Do this
Exclude images, then output the remaining data verbatim.

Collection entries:
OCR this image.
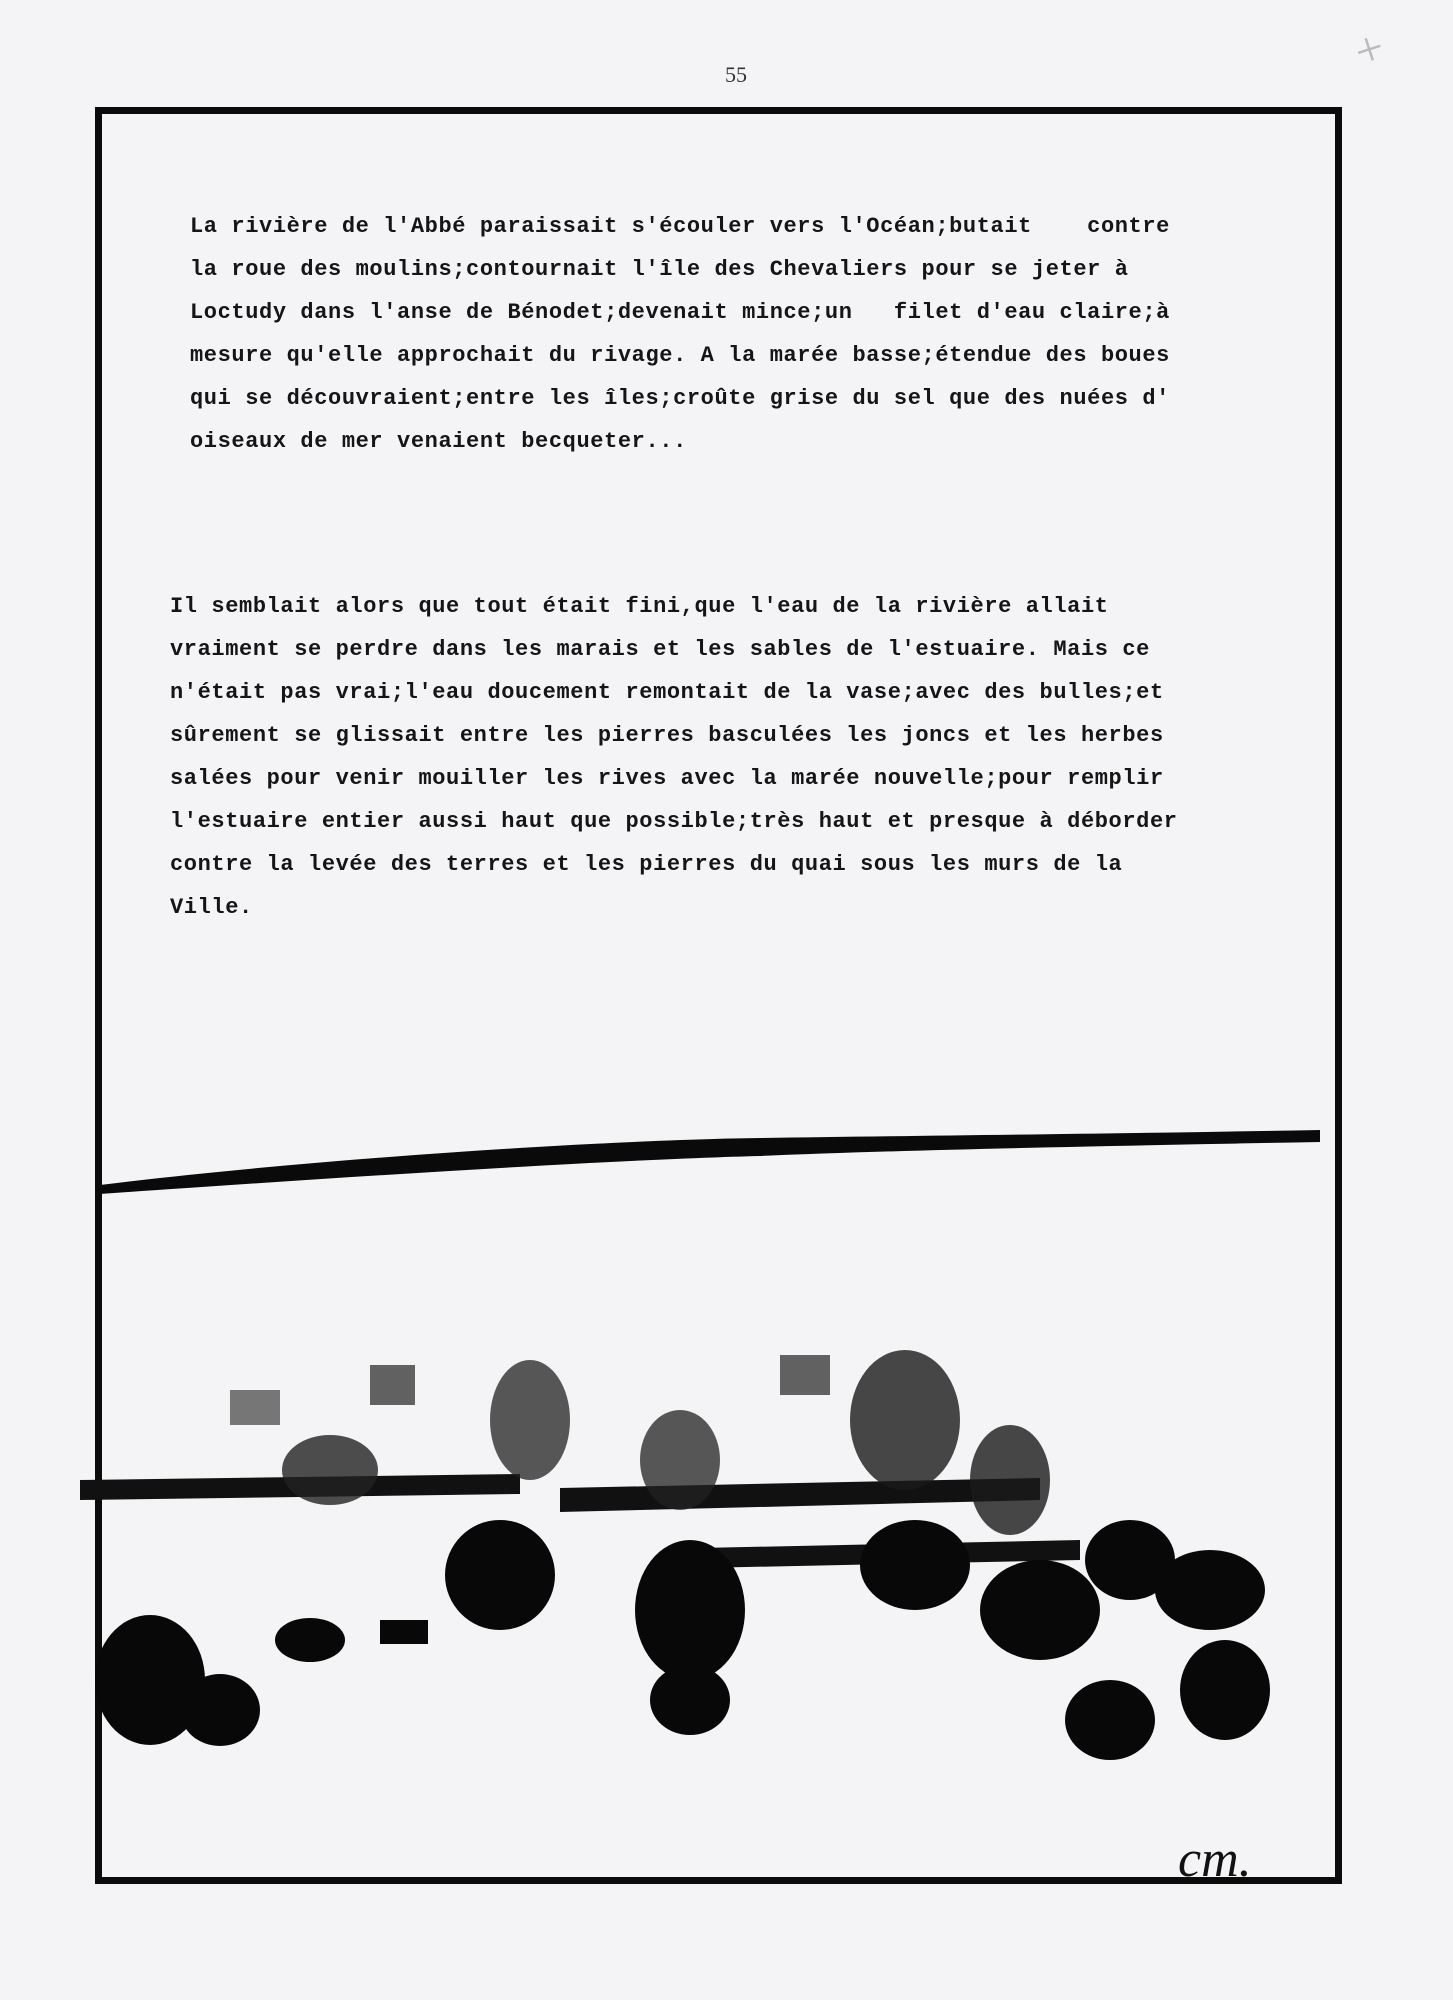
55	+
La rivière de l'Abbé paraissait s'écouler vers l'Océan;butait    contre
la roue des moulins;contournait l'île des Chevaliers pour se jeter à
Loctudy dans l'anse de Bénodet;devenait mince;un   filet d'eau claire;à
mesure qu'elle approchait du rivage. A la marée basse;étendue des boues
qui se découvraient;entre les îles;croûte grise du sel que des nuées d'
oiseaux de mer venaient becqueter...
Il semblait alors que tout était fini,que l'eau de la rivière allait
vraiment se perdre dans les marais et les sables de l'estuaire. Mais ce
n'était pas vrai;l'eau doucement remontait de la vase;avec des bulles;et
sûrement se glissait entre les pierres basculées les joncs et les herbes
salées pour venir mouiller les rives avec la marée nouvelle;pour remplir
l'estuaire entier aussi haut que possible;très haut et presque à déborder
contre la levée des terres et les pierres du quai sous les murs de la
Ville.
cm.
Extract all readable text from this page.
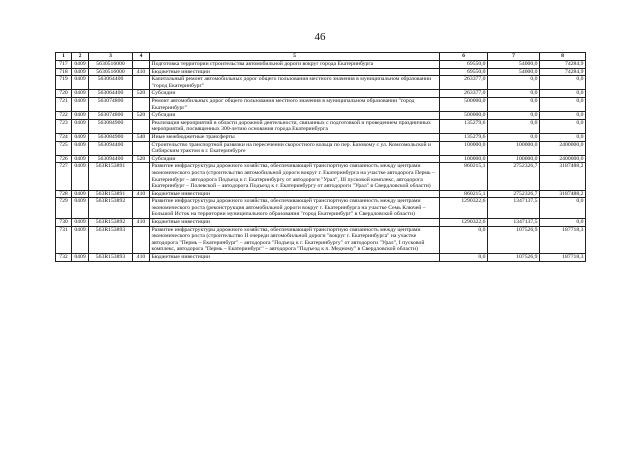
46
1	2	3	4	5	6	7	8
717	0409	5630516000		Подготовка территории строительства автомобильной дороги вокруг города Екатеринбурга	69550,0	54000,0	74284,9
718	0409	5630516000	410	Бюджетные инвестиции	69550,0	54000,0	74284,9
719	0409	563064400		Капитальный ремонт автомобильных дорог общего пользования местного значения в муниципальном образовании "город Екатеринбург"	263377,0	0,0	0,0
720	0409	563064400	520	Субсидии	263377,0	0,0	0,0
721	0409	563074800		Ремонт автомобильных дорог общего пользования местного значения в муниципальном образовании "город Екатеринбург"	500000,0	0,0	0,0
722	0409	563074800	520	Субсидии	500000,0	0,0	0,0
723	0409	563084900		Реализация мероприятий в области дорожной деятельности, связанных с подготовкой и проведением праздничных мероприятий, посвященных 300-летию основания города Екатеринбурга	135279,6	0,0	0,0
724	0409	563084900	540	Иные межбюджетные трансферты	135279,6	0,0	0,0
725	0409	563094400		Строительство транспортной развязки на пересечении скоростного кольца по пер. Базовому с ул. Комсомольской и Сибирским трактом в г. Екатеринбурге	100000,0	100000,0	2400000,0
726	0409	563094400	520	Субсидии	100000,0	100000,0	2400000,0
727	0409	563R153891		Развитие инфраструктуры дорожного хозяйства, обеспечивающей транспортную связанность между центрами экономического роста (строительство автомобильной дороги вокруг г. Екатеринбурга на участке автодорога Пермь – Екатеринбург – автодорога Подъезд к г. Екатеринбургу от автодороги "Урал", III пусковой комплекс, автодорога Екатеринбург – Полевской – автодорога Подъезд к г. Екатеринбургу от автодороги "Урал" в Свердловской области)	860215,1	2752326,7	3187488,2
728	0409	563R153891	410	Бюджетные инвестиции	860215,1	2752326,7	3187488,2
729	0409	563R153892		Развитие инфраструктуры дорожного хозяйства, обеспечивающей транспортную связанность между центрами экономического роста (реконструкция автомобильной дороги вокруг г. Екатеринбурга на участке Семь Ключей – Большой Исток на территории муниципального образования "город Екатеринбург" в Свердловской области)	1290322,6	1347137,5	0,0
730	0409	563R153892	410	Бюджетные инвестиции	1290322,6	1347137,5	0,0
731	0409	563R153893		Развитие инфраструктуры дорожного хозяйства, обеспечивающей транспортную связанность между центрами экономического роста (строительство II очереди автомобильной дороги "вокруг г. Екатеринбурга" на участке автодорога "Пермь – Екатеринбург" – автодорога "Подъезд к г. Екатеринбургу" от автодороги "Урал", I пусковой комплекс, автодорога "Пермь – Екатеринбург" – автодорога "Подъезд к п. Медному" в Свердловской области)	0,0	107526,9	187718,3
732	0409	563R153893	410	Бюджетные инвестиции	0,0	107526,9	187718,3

Output below
OCR this image.
55	+
La rivière de l'Abbé paraissait s'écouler vers l'Océan;butait    contre
la roue des moulins;contournait l'île des Chevaliers pour se jeter à
Loctudy dans l'anse de Bénodet;devenait mince;un   filet d'eau claire;à
mesure qu'elle approchait du rivage. A la marée basse;étendue des boues
qui se découvraient;entre les îles;croûte grise du sel que des nuées d'
oiseaux de mer venaient becqueter...
Il semblait alors que tout était fini,que l'eau de la rivière allait
vraiment se perdre dans les marais et les sables de l'estuaire. Mais ce
n'était pas vrai;l'eau doucement remontait de la vase;avec des bulles;et
sûrement se glissait entre les pierres basculées les joncs et les herbes
salées pour venir mouiller les rives avec la marée nouvelle;pour remplir
l'estuaire entier aussi haut que possible;très haut et presque à déborder
contre la levée des terres et les pierres du quai sous les murs de la
Ville.
cm.
Extract all readable text from this page.
46
1	2	3	4	5	6	7	8
717	0409	5630516000		Подготовка территории строительства автомобильной дороги вокруг города Екатеринбурга	69550,0	54000,0	74284,9
718	0409	5630516000	410	Бюджетные инвестиции	69550,0	54000,0	74284,9
719	0409	563064400		Капитальный ремонт автомобильных дорог общего пользования местного значения в муниципальном образовании "город Екатеринбург"	263377,0	0,0	0,0
720	0409	563064400	520	Субсидии	263377,0	0,0	0,0
721	0409	563074800		Ремонт автомобильных дорог общего пользования местного значения в муниципальном образовании "город Екатеринбург"	500000,0	0,0	0,0
722	0409	563074800	520	Субсидии	500000,0	0,0	0,0
723	0409	563084900		Реализация мероприятий в области дорожной деятельности, связанных с подготовкой и проведением праздничных мероприятий, посвященных 300-летию основания города Екатеринбурга	135279,6	0,0	0,0
724	0409	563084900	540	Иные межбюджетные трансферты	135279,6	0,0	0,0
725	0409	563094400		Строительство транспортной развязки на пересечении скоростного кольца по пер. Базовому с ул. Комсомольской и Сибирским трактом в г. Екатеринбурге	100000,0	100000,0	2400000,0
726	0409	563094400	520	Субсидии	100000,0	100000,0	2400000,0
727	0409	563R153891		Развитие инфраструктуры дорожного хозяйства, обеспечивающей транспортную связанность между центрами экономического роста (строительство автомобильной дороги вокруг г. Екатеринбурга на участке автодорога Пермь – Екатеринбург – автодорога Подъезд к г. Екатеринбургу от автодороги "Урал", III пусковой комплекс, автодорога Екатеринбург – Полевской – автодорога Подъезд к г. Екатеринбургу от автодороги "Урал" в Свердловской области)	860215,1	2752326,7	3187488,2
728	0409	563R153891	410	Бюджетные инвестиции	860215,1	2752326,7	3187488,2
729	0409	563R153892		Развитие инфраструктуры дорожного хозяйства, обеспечивающей транспортную связанность между центрами экономического роста (реконструкция автомобильной дороги вокруг г. Екатеринбурга на участке Семь Ключей – Большой Исток на территории муниципального образования "город Екатеринбург" в Свердловской области)	1290322,6	1347137,5	0,0
730	0409	563R153892	410	Бюджетные инвестиции	1290322,6	1347137,5	0,0
731	0409	563R153893		Развитие инфраструктуры дорожного хозяйства, обеспечивающей транспортную связанность между центрами экономического роста (строительство II очереди автомобильной дороги "вокруг г. Екатеринбурга" на участке автодорога "Пермь – Екатеринбург" – автодорога "Подъезд к г. Екатеринбургу" от автодороги "Урал", I пусковой комплекс, автодорога "Пермь – Екатеринбург" – автодорога "Подъезд к п. Медному" в Свердловской области)	0,0	107526,9	187718,3
732	0409	563R153893	410	Бюджетные инвестиции	0,0	107526,9	187718,3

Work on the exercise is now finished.